[start THE INPUT]

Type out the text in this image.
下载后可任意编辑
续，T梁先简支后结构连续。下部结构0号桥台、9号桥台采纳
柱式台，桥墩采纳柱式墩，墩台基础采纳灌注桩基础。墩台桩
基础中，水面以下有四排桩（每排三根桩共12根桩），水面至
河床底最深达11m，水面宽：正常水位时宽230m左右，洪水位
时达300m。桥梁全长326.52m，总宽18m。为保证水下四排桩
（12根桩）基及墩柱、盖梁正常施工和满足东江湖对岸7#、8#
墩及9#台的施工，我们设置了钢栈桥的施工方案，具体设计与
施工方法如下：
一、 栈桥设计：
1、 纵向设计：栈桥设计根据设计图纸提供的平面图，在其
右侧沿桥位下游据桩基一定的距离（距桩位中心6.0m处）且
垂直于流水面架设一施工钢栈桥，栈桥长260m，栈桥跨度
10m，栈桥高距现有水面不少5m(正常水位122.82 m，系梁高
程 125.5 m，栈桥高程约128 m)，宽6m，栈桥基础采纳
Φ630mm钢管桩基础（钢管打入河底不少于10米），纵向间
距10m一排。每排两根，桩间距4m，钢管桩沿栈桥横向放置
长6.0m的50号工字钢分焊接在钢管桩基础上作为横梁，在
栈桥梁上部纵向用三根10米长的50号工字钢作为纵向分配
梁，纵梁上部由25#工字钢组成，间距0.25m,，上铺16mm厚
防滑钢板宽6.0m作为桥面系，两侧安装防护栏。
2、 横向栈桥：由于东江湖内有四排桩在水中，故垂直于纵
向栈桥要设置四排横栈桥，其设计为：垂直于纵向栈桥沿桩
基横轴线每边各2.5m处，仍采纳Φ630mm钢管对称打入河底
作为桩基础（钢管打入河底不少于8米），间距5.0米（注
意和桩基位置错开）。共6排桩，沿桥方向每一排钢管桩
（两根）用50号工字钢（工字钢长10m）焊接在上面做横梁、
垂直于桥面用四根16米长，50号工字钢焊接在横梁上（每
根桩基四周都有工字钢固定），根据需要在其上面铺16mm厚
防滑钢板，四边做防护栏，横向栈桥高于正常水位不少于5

[end THE INPUT]

DIRECTIONS: Reproduce all of the data exactly as given.

WRITTEN SOLUTION:
Type out the text in this image.
下载后可任意编辑
续，T梁先简支后结构连续。下部结构0号桥台、9号桥台采纳
柱式台，桥墩采纳柱式墩，墩台基础采纳灌注桩基础。墩台桩
基础中，水面以下有四排桩（每排三根桩共12根桩），水面至
河床底最深达11m，水面宽：正常水位时宽230m左右，洪水位
时达300m。桥梁全长326.52m，总宽18m。为保证水下四排桩
（12根桩）基及墩柱、盖梁正常施工和满足东江湖对岸7#、8#
墩及9#台的施工，我们设置了钢栈桥的施工方案，具体设计与
施工方法如下：
一、 栈桥设计：
1、 纵向设计：栈桥设计根据设计图纸提供的平面图，在其
右侧沿桥位下游据桩基一定的距离（距桩位中心6.0m处）且
垂直于流水面架设一施工钢栈桥，栈桥长260m，栈桥跨度
10m，栈桥高距现有水面不少5m(正常水位122.82 m，系梁高
程 125.5 m，栈桥高程约128 m)，宽6m，栈桥基础采纳
Φ630mm钢管桩基础（钢管打入河底不少于10米），纵向间
距10m一排。每排两根，桩间距4m，钢管桩沿栈桥横向放置
长6.0m的50号工字钢分焊接在钢管桩基础上作为横梁，在
栈桥梁上部纵向用三根10米长的50号工字钢作为纵向分配
梁，纵梁上部由25#工字钢组成，间距0.25m,，上铺16mm厚
防滑钢板宽6.0m作为桥面系，两侧安装防护栏。
2、 横向栈桥：由于东江湖内有四排桩在水中，故垂直于纵
向栈桥要设置四排横栈桥，其设计为：垂直于纵向栈桥沿桩
基横轴线每边各2.5m处，仍采纳Φ630mm钢管对称打入河底
作为桩基础（钢管打入河底不少于8米），间距5.0米（注
意和桩基位置错开）。共6排桩，沿桥方向每一排钢管桩
（两根）用50号工字钢（工字钢长10m）焊接在上面做横梁、
垂直于桥面用四根16米长，50号工字钢焊接在横梁上（每
根桩基四周都有工字钢固定），根据需要在其上面铺16mm厚
防滑钢板，四边做防护栏，横向栈桥高于正常水位不少于5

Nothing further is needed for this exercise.